INSTRUCTIONS FOR THE TASK
From the listing below, extract every line containing "Group".

==== INFORMATION GIVEN

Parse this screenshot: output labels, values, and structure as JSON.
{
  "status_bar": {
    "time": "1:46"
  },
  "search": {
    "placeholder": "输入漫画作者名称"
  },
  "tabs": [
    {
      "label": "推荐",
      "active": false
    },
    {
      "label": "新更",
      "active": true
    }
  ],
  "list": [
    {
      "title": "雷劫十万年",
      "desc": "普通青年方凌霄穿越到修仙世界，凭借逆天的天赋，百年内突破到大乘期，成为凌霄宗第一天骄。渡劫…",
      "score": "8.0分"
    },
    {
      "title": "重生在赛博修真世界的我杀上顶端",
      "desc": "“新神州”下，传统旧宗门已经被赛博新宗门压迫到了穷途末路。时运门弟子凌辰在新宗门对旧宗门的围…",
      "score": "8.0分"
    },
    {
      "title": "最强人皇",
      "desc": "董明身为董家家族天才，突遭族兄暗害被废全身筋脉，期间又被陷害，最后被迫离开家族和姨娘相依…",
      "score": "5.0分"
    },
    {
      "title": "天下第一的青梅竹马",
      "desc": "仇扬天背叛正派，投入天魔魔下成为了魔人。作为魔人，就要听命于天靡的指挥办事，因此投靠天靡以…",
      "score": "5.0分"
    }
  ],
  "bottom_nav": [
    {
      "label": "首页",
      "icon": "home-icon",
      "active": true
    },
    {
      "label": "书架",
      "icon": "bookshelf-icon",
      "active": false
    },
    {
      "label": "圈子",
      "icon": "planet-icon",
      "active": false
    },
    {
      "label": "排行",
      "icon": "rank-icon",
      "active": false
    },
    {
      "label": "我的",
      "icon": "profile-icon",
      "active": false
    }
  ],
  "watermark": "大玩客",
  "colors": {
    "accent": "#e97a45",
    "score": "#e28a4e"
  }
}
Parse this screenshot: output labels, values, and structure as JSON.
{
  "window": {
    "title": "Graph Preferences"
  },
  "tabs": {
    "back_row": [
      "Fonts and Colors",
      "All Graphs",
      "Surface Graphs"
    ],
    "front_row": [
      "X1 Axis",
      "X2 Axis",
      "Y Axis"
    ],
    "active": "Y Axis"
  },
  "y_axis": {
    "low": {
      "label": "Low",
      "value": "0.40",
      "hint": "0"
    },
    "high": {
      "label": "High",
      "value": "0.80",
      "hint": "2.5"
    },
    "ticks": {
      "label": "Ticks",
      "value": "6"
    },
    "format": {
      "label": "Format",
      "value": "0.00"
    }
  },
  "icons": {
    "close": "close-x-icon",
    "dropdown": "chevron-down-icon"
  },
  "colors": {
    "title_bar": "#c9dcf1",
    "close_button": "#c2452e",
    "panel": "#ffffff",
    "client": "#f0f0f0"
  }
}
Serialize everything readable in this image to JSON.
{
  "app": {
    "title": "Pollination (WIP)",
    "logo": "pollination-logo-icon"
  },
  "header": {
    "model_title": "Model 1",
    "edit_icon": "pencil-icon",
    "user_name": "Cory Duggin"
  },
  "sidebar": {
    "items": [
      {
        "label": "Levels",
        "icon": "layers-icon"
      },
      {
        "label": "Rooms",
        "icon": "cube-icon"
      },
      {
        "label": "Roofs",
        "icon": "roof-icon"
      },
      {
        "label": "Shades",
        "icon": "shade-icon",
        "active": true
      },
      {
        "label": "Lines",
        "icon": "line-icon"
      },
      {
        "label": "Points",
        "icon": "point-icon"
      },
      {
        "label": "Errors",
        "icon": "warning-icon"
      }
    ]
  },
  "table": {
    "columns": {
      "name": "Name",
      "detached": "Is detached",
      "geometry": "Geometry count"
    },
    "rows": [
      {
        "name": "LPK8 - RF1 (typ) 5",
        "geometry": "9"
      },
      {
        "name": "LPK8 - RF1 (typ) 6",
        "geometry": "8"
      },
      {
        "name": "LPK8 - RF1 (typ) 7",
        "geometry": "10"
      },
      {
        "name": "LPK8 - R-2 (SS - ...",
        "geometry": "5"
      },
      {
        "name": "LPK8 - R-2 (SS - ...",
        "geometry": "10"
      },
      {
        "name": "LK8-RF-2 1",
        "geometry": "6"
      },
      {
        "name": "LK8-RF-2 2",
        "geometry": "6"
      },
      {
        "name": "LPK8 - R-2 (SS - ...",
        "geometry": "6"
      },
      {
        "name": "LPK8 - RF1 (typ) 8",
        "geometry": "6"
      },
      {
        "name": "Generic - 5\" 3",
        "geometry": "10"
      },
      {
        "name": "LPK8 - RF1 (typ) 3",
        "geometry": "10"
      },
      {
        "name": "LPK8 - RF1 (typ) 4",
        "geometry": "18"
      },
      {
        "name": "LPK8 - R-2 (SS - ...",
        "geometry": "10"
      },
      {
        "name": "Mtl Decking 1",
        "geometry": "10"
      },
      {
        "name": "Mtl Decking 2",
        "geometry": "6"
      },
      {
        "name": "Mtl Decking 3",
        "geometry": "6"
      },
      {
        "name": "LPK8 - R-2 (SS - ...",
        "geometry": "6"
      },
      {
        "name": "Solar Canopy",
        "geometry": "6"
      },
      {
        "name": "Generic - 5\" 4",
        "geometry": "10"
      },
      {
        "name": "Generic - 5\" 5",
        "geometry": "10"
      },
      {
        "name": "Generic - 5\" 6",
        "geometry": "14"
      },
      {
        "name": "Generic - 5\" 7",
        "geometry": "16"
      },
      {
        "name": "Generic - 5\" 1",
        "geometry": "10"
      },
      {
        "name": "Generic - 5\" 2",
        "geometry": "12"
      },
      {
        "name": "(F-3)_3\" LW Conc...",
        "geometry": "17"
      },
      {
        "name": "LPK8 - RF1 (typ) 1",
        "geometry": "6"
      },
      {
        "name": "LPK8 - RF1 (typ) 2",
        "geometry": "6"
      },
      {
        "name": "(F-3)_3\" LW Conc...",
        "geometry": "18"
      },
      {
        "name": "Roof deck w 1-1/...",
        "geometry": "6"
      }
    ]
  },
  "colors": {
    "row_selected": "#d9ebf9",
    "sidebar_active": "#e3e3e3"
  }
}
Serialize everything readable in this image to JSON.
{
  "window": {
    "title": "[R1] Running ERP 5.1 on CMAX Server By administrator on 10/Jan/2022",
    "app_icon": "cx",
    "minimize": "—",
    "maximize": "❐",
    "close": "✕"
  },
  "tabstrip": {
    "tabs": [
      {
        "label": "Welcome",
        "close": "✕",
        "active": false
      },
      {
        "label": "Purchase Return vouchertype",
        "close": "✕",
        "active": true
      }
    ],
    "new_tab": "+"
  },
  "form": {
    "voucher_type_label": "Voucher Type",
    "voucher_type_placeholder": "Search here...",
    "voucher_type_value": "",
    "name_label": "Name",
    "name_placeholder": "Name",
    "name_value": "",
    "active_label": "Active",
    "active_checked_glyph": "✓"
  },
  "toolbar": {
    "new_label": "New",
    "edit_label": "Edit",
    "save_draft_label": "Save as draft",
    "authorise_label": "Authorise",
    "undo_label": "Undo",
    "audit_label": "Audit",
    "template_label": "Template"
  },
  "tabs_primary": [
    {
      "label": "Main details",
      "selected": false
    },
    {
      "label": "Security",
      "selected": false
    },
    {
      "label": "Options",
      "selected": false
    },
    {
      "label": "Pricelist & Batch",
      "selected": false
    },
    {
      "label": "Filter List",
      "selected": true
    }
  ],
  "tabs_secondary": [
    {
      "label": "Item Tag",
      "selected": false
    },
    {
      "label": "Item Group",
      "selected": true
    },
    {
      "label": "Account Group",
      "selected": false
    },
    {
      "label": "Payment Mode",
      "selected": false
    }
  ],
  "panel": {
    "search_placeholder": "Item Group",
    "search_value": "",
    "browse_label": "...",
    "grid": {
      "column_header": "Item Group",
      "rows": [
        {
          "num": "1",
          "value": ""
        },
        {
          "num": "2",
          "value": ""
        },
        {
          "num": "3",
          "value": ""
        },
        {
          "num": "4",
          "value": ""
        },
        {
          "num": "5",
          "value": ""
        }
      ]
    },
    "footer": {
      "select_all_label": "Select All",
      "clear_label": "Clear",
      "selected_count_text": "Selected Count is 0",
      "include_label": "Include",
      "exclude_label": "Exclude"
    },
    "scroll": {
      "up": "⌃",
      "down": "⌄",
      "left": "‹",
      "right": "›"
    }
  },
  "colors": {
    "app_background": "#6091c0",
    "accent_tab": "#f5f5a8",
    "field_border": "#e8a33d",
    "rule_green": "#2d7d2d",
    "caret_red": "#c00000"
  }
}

========

FULL SOLUTION
      "label": "Item Group",
      "label": "Account Group",
    "search_placeholder": "Item Group",
      "column_header": "Item Group",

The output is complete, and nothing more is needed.